To do
Repeat everything from "AB: I worked" down to "discontinue traditional papers." in the interview on film and digital photography.

* Begin Text segment *

AB: I worked for the Rencontres in 1979 and 1980 when nobody I knew had even imagined digital photography! The crisis of the day was the invention of RC paper, with all the manufacturers saying they were going to discontinue traditional papers.
I embraced digital technology in 2004, partly because I wanted to work in color, partly because I didn’t want the photo program at the University of Akron to become obsolete. It was already apparent that digital printing would become the norm and that C-prints were headed for obsolescence. I read dozens of books on Photoshop, scanning, inkjet printing, and color management and I gradually integrated digital techniques into our curriculum. I put in the school’s first digital photo computer lab all by myself, using computers discarded by the graphic design program and printers that a local business gave me when their warranties expired. When I left, ten years later, the program had a state-of-the-art facility and a majority of the upper-level photo majors were using full-frame digital cameras. However, the first two years of the program continue to be film- and darkroom-based.
In 2009 the local camera store lent me Leica’s first professional-level digital camera for a week, and I was completely hooked. The camera was designed almost exactly like the Leica film cameras, with a bright rangefinder window and manual focusing and exposure controls, and using it was a seamless transition from the Fuji medium format camera that I’d used for the previous twenty-five years. I could even use my thirty-year old Leica lenses on it. I bought that camera and haven’t shot a single roll of color film since. However, my basic working methods haven’t changed. On an average day of shooting with my digital camera, I release the shutter about as often as when I use film, and I spend more or less the same amount of time correcting a file on the computer as I do developing and proofing an image on film.
These days most of my work is color, so it’s mostly digital, but I also have a darkroom for black and white. I think people make too much of the film versus digital issue. There always have been photographers who are primarily obsessed with equipment and technique, but I’m interested in photographs. The tools and techniques are just a means to an end; you learn how to use them so you can make the pictures that matter to you. Mostly, people don’t know how to use the tools well, which I think is what leads to the film/digital debate. There are many ways to abuse the tools of digital photography to get disastrous results, and the same is true of film (I’ve seen students go to great lengths to get grainy, underexposed negatives for that “early 20th Century look”). What matters is having a clear idea of what you’re doing as a photographer, and understanding how to use your tools to achieve that.
I’ve met photographers who disdain digital, who are incensed at the idea that you can take a photograph and then view it right away and reshoot it. There are even “purists” who use digital cameras but refuse to review their images on the screen (Leica makes a digital camera without a screen for those guys). However, in photography’s early days, that’s exactly how it worked: after you had painstakingly sensitized, exposed, and developed a wet collodion plate, you could look at the result and, if you didn’t like it, you could scrape off the emulsion and make another picture. In that sense, at least, digital is taking us back to photography’s early days!
F/F: You are based in Akron, Ohio and New York, NY but travel both the American Midwest and the world quite frequently for your projects for extended periods of time: how is the film photography industry doing at home and in the places you visit? Is it still relatively easy to find good processing labs and film retail stores there?

* End Text segment *
* Begin Data lines *

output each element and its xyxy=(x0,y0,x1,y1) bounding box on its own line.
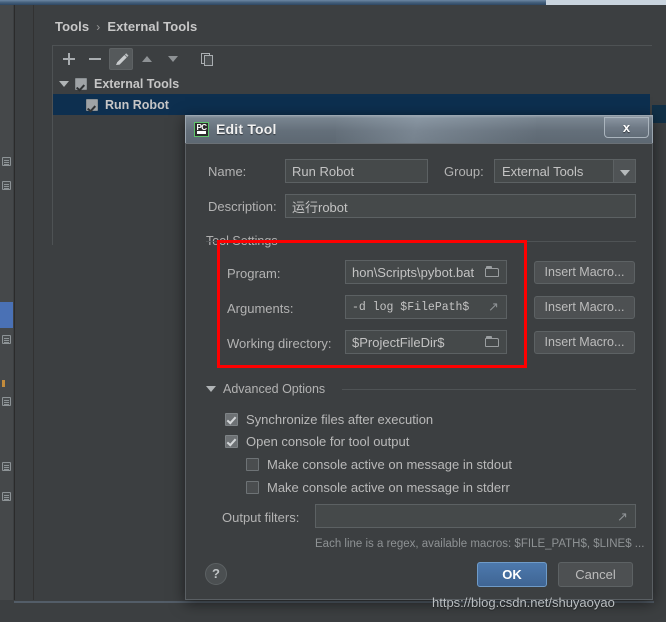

* End Data lines *

Reply
AB: I worked for the Rencontres in 1979 and 1980 when nobody I knew had even imagined digital photography! The crisis of the day was the invention of RC paper, with all the manufacturers saying they were going to discontinue traditional papers.